TASK: State how many lines in the records hold the word "chances", giving the number and no other text.

RECORDS TO PROCESS:

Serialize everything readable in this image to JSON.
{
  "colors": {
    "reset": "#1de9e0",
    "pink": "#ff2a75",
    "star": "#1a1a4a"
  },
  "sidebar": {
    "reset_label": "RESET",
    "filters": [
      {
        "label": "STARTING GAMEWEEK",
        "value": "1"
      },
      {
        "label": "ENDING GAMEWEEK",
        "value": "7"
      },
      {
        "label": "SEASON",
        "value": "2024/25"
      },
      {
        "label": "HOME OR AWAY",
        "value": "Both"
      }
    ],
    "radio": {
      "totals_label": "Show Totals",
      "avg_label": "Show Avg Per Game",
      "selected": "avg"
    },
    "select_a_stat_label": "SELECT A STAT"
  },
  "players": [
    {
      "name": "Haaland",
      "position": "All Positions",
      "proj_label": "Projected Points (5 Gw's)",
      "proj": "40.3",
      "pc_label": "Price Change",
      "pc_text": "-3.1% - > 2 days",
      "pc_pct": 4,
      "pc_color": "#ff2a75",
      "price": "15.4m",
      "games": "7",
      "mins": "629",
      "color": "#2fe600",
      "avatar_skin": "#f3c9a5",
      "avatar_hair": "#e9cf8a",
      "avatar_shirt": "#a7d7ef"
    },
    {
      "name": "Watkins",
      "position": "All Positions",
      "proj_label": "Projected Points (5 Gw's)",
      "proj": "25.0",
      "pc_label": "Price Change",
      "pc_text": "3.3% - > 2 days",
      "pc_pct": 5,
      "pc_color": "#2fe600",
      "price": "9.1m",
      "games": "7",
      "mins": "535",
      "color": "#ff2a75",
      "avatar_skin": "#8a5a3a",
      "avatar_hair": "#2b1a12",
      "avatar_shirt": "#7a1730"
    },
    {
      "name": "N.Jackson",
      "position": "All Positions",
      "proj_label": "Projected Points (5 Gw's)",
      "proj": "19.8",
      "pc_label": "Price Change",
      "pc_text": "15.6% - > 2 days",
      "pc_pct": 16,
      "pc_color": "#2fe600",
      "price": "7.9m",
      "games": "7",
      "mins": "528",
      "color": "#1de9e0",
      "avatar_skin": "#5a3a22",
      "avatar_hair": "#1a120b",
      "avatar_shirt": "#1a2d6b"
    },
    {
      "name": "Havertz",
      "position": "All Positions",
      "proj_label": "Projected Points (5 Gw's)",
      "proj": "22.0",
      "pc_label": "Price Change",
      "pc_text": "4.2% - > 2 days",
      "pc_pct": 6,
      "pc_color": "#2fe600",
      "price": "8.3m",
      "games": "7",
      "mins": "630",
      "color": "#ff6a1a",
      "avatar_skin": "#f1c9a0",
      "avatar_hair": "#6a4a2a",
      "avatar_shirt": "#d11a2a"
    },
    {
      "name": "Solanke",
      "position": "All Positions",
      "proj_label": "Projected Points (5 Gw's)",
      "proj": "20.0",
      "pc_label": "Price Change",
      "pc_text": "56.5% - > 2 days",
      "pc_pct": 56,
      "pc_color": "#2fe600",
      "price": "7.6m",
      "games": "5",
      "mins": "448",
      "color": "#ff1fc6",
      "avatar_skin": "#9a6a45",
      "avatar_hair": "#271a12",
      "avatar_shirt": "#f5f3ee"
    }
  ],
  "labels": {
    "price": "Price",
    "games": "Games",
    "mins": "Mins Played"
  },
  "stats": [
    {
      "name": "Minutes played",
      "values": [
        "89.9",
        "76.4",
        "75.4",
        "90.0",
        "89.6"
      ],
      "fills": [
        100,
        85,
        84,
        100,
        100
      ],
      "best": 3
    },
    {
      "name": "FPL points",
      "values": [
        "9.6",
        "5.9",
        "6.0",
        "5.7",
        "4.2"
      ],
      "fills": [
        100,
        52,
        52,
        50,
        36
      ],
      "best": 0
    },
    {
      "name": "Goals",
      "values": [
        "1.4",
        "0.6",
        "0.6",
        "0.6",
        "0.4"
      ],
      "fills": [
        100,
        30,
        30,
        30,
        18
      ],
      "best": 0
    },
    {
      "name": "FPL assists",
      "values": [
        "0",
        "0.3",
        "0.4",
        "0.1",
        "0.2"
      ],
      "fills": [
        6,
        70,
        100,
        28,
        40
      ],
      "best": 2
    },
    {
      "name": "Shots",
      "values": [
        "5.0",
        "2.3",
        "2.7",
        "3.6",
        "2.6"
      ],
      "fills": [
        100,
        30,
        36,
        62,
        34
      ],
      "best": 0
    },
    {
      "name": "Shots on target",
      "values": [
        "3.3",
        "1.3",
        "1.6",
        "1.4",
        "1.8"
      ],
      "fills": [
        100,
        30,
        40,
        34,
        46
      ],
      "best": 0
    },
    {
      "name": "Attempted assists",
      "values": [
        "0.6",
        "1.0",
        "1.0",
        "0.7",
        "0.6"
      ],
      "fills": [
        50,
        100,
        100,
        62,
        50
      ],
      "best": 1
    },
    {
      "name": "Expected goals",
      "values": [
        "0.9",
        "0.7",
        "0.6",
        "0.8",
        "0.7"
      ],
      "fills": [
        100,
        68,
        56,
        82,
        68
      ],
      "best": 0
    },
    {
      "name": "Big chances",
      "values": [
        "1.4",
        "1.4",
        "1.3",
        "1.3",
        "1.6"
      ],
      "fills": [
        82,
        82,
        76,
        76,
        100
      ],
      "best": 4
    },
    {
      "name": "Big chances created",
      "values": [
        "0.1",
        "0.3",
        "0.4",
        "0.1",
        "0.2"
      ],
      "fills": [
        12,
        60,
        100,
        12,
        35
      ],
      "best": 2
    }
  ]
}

ANSWER TO THE TASK: 2